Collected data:
************
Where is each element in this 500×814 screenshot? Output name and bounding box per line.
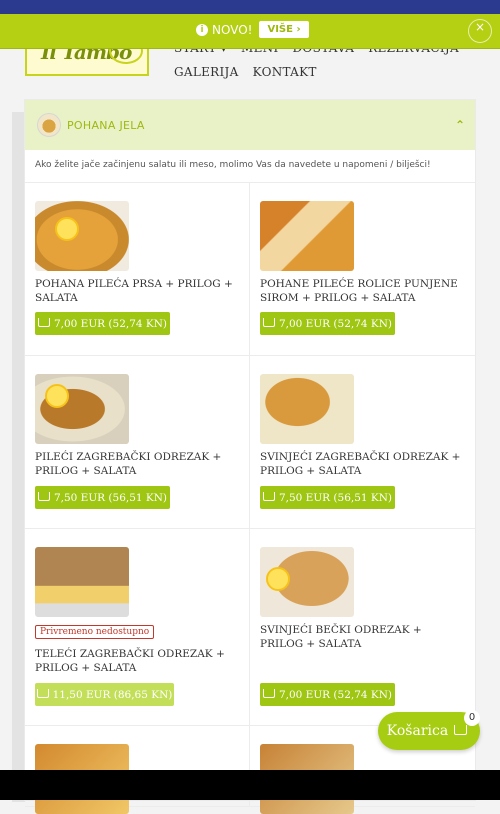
- add-to-cart-button[interactable]: 7,00 EUR (52,74 KN): [260, 312, 395, 335]
- cart-count-badge: 0: [464, 710, 480, 726]
- info-icon: i: [196, 23, 208, 36]
- add-to-cart-button[interactable]: 7,50 EUR (56,51 KN): [260, 486, 395, 509]
- price-label: 7,00 EUR (52,74 KN): [53, 317, 168, 330]
- promo-bar: i NOVO! VIŠE › ×: [0, 14, 500, 49]
- lemon-icon: [45, 384, 69, 408]
- top-strip: [0, 0, 500, 14]
- unavailable-badge: Privremeno nedostupno: [35, 625, 155, 639]
- category-title: POHANA JELA: [67, 118, 145, 132]
- cart-icon: [262, 492, 275, 501]
- price-label: 7,00 EUR (52,74 KN): [278, 688, 393, 701]
- add-to-cart-button[interactable]: 7,00 EUR (52,74 KN): [260, 683, 395, 706]
- nav-item-kontakt[interactable]: KONTAKT: [253, 65, 317, 79]
- dish-name: POHANA PILEĆA PRSA + PRILOG + SALATA: [35, 278, 233, 304]
- bottom-bar: [0, 770, 500, 800]
- dish-name: SVINJEĆI BEČKI ODREZAK + PRILOG + SALATA: [260, 624, 422, 650]
- cart-icon: [37, 318, 50, 327]
- cart-icon: [37, 492, 50, 501]
- cart-icon: [262, 689, 275, 698]
- cart-icon: [36, 689, 49, 698]
- cart-icon: [262, 318, 275, 327]
- promo-more-button[interactable]: VIŠE ›: [259, 21, 309, 38]
- promo-text: NOVO!: [212, 22, 253, 37]
- dish-image[interactable]: [35, 374, 129, 444]
- dish-card[interactable]: PILEĆI ZAGREBAČKI ODREZAK + PRILOG + SAL…: [25, 356, 249, 528]
- category-header[interactable]: POHANA JELA ⌃: [25, 100, 475, 150]
- price-label: 7,50 EUR (56,51 KN): [53, 491, 168, 504]
- chevron-up-icon[interactable]: ⌃: [455, 118, 465, 132]
- dish-card[interactable]: POHANE PILEĆE ROLICE PUNJENE SIROM + PRI…: [249, 183, 474, 355]
- dish-image[interactable]: [260, 201, 354, 271]
- dish-image[interactable]: [35, 547, 129, 617]
- dish-name: SVINJEĆI ZAGREBAČKI ODREZAK + PRILOG + S…: [260, 451, 461, 477]
- dish-image[interactable]: [35, 201, 129, 271]
- dish-row: PILEĆI ZAGREBAČKI ODREZAK + PRILOG + SAL…: [25, 356, 475, 529]
- add-to-cart-button[interactable]: 7,50 EUR (56,51 KN): [35, 486, 170, 509]
- nav-item-galerija[interactable]: GALERIJA: [174, 65, 239, 79]
- dish-card[interactable]: POHANA PILEĆA PRSA + PRILOG + SALATA 7,0…: [25, 183, 249, 355]
- close-icon[interactable]: ×: [468, 19, 492, 43]
- dish-row: POHANA PILEĆA PRSA + PRILOG + SALATA 7,0…: [25, 183, 475, 356]
- dish-name: POHANE PILEĆE ROLICE PUNJENE SIROM + PRI…: [260, 278, 458, 304]
- dish-card[interactable]: SVINJEĆI ZAGREBAČKI ODREZAK + PRILOG + S…: [249, 356, 474, 528]
- dish-card[interactable]: SVINJEĆI BEČKI ODREZAK + PRILOG + SALATA…: [249, 529, 474, 725]
- dish-card[interactable]: Privremeno nedostupno TELEĆI ZAGREBAČKI …: [25, 529, 249, 725]
- dish-image[interactable]: [260, 547, 354, 617]
- category-note: Ako želite jače začinjenu salatu ili mes…: [25, 150, 475, 183]
- dish-name: PILEĆI ZAGREBAČKI ODREZAK + PRILOG + SAL…: [35, 451, 222, 477]
- price-label: 11,50 EUR (86,65 KN): [52, 688, 173, 701]
- add-to-cart-button[interactable]: 11,50 EUR (86,65 KN): [35, 683, 174, 706]
- cart-icon: [454, 725, 468, 735]
- price-label: 7,50 EUR (56,51 KN): [278, 491, 393, 504]
- lemon-icon: [266, 567, 290, 591]
- dish-row: Privremeno nedostupno TELEĆI ZAGREBAČKI …: [25, 529, 475, 726]
- price-label: 7,00 EUR (52,74 KN): [278, 317, 393, 330]
- lemon-icon: [55, 217, 79, 241]
- dish-image[interactable]: [260, 374, 354, 444]
- dish-name: TELEĆI ZAGREBAČKI ODREZAK + PRILOG + SAL…: [35, 648, 225, 674]
- menu-panel: POHANA JELA ⌃ Ako želite jače začinjenu …: [25, 100, 475, 814]
- add-to-cart-button[interactable]: 7,00 EUR (52,74 KN): [35, 312, 170, 335]
- panel-shadow: [12, 112, 25, 802]
- category-thumbnail: [37, 113, 61, 137]
- cart-label: Košarica: [386, 723, 449, 739]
************
Pick out every row above that contains the string "želite", matching case exactly, and copy each of those rows in full.

Exercise output =>
- category-note: Ako želite jače začinjenu salatu ili mes…: [25, 150, 475, 183]
- menu-panel: POHANA JELA ⌃ Ako želite jače začinjenu …: [25, 100, 475, 814]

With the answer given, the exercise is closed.